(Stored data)
———
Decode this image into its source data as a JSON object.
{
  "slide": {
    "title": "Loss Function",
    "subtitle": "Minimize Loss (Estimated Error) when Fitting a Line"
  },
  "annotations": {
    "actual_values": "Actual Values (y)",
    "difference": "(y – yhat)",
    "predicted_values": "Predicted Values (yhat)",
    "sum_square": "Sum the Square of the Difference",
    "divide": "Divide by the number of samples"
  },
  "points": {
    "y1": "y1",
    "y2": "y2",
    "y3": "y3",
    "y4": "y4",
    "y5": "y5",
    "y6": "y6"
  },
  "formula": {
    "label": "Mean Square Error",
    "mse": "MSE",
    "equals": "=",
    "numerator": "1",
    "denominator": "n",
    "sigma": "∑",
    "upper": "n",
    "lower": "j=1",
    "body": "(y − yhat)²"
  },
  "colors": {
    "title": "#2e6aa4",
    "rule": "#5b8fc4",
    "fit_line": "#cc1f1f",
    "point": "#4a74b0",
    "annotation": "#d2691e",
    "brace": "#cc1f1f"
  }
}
———
Stated problem
Above are the records; retype every one exactly.

Result below
Decode this image into its source data as a JSON object.
{
  "slide": {
    "title": "Loss Function",
    "subtitle": "Minimize Loss (Estimated Error) when Fitting a Line"
  },
  "annotations": {
    "actual_values": "Actual Values (y)",
    "difference": "(y – yhat)",
    "predicted_values": "Predicted Values (yhat)",
    "sum_square": "Sum the Square of the Difference",
    "divide": "Divide by the number of samples"
  },
  "points": {
    "y1": "y1",
    "y2": "y2",
    "y3": "y3",
    "y4": "y4",
    "y5": "y5",
    "y6": "y6"
  },
  "formula": {
    "label": "Mean Square Error",
    "mse": "MSE",
    "equals": "=",
    "numerator": "1",
    "denominator": "n",
    "sigma": "∑",
    "upper": "n",
    "lower": "j=1",
    "body": "(y − yhat)²"
  },
  "colors": {
    "title": "#2e6aa4",
    "rule": "#5b8fc4",
    "fit_line": "#cc1f1f",
    "point": "#4a74b0",
    "annotation": "#d2691e",
    "brace": "#cc1f1f"
  }
}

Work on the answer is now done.